Given instruction: Images must not appear in your copy; reproduce every other part of the records exactly.

Listed entries:

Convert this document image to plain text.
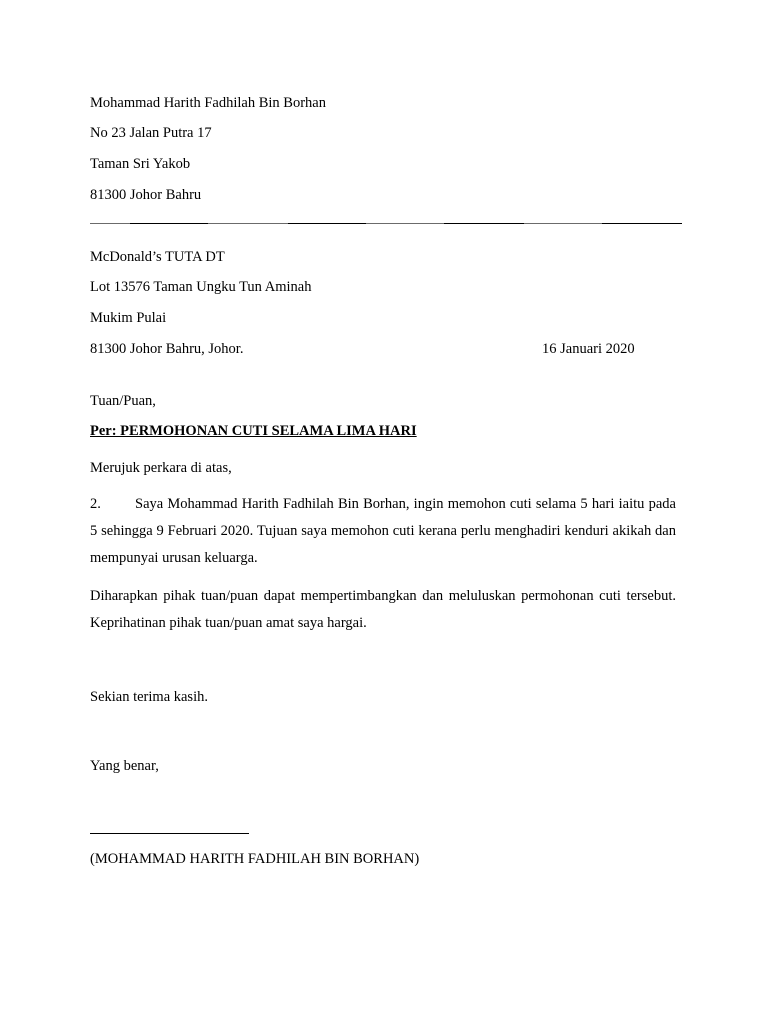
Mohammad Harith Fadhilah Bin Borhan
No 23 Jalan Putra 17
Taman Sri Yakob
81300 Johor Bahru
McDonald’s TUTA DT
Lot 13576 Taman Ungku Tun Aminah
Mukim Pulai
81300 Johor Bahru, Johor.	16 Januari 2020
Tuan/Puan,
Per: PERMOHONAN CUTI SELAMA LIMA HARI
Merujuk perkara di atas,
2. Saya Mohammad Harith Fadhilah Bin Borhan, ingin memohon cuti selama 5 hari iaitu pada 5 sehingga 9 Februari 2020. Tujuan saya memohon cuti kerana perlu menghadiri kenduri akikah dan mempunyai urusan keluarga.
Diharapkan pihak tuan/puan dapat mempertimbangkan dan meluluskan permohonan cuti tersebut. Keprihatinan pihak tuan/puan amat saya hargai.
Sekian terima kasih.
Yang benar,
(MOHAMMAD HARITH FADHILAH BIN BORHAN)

Response for this exercise:
Convert this document image to plain text.
Mohammad Harith Fadhilah Bin Borhan
No 23 Jalan Putra 17
Taman Sri Yakob
81300 Johor Bahru
McDonald’s TUTA DT
Lot 13576 Taman Ungku Tun Aminah
Mukim Pulai
81300 Johor Bahru, Johor.	16 Januari 2020
Tuan/Puan,
Per: PERMOHONAN CUTI SELAMA LIMA HARI
Merujuk perkara di atas,
2. Saya Mohammad Harith Fadhilah Bin Borhan, ingin memohon cuti selama 5 hari iaitu pada 5 sehingga 9 Februari 2020. Tujuan saya memohon cuti kerana perlu menghadiri kenduri akikah dan mempunyai urusan keluarga.
Diharapkan pihak tuan/puan dapat mempertimbangkan dan meluluskan permohonan cuti tersebut. Keprihatinan pihak tuan/puan amat saya hargai.
Sekian terima kasih.
Yang benar,
(MOHAMMAD HARITH FADHILAH BIN BORHAN)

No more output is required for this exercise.